== TASK INSTRUCTIONS ==
Report only the number of lines holding "JSON".

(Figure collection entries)
────────

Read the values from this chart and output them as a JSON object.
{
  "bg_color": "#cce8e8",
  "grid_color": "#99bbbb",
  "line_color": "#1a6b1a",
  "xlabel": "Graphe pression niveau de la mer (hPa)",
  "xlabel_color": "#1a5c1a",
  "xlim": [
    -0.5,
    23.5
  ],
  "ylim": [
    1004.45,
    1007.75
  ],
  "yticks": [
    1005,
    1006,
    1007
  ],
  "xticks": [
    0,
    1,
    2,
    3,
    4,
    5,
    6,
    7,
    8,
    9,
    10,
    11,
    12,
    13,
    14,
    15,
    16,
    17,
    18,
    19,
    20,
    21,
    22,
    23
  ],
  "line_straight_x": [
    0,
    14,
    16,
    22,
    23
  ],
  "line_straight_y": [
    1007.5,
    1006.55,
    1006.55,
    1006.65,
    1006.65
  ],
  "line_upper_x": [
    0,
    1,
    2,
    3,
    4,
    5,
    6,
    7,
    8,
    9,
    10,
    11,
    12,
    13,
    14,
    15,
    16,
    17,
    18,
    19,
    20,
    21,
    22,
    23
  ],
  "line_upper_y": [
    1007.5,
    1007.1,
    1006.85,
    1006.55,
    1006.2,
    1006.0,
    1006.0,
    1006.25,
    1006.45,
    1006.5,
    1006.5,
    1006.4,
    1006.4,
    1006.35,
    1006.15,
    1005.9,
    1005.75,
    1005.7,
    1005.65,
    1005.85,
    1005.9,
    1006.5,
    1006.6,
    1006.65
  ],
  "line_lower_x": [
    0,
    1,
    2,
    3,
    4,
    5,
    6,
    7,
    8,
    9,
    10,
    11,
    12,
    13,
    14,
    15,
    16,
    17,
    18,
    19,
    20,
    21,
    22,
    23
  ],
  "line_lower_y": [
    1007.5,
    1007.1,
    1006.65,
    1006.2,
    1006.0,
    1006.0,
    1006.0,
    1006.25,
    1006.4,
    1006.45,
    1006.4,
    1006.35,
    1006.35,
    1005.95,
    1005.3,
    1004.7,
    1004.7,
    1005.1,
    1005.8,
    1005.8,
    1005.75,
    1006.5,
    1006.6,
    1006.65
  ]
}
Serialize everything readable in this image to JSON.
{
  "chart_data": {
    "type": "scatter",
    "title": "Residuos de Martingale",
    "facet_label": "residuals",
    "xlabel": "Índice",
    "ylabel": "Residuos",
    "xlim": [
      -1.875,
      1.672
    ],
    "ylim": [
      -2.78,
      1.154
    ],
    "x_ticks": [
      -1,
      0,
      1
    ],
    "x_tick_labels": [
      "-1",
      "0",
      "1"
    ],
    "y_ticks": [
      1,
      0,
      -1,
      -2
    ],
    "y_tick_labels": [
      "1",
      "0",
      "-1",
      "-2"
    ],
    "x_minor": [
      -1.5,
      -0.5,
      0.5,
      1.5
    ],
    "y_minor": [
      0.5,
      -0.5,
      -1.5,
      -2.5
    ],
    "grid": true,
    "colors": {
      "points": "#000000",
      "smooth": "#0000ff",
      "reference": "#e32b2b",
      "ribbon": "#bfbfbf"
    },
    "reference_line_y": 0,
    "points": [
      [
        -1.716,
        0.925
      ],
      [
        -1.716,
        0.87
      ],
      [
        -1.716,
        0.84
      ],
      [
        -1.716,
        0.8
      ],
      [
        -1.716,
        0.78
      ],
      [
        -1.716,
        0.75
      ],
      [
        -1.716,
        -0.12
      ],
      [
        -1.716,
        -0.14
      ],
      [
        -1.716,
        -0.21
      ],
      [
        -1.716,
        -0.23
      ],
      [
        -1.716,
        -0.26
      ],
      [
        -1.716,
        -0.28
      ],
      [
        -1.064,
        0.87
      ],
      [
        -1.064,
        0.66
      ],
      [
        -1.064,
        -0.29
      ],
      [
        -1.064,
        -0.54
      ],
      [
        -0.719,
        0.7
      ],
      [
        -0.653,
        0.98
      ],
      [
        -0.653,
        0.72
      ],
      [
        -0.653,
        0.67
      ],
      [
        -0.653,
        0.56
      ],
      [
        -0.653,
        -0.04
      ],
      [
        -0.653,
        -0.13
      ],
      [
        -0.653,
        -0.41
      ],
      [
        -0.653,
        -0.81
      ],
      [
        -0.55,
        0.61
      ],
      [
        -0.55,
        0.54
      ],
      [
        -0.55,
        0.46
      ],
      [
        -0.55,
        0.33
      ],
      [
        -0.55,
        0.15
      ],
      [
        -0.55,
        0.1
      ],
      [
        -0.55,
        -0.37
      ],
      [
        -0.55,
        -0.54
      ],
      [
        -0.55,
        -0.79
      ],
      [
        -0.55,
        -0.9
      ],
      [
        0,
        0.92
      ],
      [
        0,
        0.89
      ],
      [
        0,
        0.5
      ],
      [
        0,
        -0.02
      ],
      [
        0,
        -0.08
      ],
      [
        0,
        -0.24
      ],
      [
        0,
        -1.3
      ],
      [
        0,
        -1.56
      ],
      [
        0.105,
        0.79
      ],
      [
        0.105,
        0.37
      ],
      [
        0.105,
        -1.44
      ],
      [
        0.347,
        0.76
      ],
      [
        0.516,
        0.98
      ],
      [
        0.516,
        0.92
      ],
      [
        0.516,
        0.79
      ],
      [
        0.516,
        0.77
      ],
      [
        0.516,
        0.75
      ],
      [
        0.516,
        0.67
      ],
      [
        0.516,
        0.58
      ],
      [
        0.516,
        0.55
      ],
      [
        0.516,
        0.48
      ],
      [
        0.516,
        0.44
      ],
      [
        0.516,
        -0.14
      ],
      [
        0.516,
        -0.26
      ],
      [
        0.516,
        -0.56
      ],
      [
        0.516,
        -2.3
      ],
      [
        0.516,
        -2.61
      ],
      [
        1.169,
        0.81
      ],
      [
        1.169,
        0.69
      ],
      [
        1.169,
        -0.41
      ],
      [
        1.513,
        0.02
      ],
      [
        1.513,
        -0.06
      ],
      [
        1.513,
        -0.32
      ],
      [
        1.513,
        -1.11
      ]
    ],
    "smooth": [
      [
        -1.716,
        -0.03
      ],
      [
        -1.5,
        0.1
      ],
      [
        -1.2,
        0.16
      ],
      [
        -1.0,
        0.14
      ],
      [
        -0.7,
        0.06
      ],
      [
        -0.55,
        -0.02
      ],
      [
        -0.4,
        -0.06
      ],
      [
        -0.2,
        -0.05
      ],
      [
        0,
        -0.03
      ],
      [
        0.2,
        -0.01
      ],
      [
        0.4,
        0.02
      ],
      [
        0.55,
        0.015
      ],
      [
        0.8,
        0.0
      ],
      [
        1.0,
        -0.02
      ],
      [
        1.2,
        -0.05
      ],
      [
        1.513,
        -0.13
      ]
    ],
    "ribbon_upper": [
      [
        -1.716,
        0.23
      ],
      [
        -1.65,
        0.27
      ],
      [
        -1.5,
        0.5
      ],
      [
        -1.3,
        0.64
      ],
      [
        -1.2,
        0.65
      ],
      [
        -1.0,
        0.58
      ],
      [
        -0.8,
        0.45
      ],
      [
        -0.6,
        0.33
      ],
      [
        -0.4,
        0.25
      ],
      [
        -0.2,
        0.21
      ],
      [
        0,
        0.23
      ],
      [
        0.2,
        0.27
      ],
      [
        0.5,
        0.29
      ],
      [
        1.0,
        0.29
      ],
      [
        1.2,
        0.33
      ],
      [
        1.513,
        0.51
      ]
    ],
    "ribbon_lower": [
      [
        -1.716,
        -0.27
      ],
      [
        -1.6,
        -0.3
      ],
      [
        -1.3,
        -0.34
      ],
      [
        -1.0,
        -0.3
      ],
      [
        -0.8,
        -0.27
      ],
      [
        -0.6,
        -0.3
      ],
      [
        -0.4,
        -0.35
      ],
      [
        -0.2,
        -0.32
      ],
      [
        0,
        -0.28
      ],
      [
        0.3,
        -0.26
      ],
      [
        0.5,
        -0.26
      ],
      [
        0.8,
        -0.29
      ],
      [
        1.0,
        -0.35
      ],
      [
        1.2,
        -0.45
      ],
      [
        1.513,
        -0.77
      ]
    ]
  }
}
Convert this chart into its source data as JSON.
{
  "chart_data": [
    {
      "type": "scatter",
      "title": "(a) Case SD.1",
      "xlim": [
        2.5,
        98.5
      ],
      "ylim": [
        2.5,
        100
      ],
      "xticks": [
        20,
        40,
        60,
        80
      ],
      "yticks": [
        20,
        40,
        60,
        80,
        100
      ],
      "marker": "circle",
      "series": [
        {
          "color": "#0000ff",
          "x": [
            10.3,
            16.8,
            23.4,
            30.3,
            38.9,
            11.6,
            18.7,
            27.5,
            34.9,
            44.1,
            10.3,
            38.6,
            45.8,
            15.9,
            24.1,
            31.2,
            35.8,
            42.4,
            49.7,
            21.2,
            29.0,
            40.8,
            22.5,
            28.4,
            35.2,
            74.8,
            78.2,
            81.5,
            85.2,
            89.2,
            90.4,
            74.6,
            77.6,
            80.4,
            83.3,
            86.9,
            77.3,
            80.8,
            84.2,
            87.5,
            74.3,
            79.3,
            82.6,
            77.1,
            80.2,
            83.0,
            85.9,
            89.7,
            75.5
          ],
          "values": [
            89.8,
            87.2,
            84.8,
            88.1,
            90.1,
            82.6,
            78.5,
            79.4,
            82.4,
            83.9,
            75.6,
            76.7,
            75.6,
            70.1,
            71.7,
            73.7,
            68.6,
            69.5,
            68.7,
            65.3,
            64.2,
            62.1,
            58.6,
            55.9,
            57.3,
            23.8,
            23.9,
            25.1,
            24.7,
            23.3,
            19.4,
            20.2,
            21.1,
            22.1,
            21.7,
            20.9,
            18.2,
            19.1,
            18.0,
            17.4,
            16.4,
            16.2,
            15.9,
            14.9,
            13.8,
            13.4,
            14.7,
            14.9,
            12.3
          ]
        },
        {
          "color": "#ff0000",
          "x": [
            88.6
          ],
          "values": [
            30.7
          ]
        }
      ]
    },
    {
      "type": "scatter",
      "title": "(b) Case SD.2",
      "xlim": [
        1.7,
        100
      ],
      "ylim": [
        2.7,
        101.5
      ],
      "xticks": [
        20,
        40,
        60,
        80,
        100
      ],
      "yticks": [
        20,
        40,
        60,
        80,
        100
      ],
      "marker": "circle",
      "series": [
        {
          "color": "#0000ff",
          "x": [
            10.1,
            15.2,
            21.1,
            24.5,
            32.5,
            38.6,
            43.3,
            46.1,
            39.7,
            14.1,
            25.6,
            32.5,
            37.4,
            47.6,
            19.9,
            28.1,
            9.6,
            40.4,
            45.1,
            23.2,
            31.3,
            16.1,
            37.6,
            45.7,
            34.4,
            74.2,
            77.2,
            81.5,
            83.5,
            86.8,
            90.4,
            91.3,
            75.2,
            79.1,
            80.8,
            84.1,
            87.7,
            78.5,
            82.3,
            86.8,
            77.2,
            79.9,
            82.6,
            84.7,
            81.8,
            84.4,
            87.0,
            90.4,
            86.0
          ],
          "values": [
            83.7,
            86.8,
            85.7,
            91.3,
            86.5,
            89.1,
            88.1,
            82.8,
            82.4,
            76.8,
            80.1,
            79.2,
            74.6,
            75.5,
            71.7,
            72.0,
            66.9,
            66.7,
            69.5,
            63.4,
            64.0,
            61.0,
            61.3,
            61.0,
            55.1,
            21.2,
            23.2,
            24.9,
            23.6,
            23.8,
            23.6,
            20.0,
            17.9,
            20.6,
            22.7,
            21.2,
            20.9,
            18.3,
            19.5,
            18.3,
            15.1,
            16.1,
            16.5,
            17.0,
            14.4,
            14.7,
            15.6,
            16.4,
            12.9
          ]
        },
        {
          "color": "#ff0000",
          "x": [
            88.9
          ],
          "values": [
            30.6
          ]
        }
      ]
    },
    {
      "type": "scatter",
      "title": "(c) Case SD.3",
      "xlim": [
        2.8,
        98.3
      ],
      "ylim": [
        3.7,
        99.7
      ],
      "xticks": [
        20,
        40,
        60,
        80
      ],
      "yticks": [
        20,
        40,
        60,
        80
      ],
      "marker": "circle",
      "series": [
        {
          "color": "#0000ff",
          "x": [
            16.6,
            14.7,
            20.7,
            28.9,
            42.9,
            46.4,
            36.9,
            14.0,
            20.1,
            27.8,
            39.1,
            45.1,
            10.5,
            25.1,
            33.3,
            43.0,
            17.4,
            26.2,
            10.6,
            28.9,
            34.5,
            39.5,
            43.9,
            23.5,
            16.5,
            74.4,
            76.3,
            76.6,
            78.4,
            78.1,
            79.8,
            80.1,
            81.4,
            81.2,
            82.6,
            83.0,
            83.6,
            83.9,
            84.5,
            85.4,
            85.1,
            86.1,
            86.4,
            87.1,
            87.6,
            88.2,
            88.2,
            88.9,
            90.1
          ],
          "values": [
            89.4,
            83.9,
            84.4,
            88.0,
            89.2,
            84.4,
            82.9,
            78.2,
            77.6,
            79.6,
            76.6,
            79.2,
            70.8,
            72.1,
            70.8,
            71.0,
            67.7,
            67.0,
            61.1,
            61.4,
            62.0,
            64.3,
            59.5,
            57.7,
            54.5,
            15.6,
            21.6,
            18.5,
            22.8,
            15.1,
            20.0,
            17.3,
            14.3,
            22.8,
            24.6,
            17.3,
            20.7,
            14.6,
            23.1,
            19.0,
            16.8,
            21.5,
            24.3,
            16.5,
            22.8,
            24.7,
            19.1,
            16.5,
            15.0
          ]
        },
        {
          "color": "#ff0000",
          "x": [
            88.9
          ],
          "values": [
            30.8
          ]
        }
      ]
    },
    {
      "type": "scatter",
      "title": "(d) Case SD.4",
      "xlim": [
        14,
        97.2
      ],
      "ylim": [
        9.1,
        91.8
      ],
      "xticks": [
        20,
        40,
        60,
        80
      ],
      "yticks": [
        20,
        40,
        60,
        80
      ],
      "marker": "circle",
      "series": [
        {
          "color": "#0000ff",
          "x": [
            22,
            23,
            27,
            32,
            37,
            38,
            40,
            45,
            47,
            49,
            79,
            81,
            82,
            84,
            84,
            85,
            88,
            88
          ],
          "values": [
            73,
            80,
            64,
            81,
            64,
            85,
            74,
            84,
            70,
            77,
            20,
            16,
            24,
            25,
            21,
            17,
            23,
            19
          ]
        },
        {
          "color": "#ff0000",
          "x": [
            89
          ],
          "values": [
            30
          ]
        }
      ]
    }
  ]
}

────────

== SOLUTION TO THE EXERCISE ==
3